## Directive
Within the records that follow, find every line containing the string "PDUs". Copy those lines.
────────
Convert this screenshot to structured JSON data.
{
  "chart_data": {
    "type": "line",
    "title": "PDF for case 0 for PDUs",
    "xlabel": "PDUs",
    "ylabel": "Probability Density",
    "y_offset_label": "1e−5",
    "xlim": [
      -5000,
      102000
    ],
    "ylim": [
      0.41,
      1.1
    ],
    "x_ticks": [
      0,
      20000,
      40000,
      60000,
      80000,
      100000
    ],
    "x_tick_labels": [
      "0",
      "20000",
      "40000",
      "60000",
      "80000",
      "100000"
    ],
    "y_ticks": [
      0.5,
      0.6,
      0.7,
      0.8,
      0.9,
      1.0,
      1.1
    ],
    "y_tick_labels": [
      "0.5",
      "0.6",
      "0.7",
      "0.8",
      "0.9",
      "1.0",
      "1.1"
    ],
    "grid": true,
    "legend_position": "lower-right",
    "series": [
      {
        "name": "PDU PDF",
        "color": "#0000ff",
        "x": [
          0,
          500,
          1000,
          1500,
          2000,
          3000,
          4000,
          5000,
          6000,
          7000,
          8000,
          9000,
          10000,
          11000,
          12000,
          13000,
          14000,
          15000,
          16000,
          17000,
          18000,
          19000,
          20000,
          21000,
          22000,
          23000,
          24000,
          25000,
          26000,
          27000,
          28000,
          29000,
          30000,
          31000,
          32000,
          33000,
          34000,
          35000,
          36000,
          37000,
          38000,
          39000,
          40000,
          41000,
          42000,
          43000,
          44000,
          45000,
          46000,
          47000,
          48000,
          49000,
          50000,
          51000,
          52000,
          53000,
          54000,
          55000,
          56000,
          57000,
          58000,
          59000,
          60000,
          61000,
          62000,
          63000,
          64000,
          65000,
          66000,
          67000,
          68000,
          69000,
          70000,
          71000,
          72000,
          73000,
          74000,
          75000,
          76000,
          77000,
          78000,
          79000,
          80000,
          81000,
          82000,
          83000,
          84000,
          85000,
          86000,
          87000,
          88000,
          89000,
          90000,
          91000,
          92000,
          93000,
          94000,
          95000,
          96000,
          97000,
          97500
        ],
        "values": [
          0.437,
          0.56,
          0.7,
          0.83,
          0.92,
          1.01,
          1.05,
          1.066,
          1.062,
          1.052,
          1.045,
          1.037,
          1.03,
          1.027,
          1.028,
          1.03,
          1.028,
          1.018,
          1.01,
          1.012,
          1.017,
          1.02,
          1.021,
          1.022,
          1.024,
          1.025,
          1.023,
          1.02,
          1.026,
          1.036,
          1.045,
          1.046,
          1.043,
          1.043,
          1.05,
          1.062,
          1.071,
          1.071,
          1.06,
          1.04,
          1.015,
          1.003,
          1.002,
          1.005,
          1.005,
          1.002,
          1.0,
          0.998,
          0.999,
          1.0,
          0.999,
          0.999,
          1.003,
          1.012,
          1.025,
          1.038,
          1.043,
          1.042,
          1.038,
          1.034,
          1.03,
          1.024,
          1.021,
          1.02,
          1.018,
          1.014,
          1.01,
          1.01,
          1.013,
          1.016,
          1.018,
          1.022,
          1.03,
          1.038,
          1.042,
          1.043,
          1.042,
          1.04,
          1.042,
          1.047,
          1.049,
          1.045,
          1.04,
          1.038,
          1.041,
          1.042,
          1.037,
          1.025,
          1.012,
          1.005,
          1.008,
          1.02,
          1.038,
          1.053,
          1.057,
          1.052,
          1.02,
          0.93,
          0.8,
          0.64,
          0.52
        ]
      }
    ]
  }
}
────────
## Written solution
    "title": "PDF for case 0 for PDUs",
    "xlabel": "PDUs",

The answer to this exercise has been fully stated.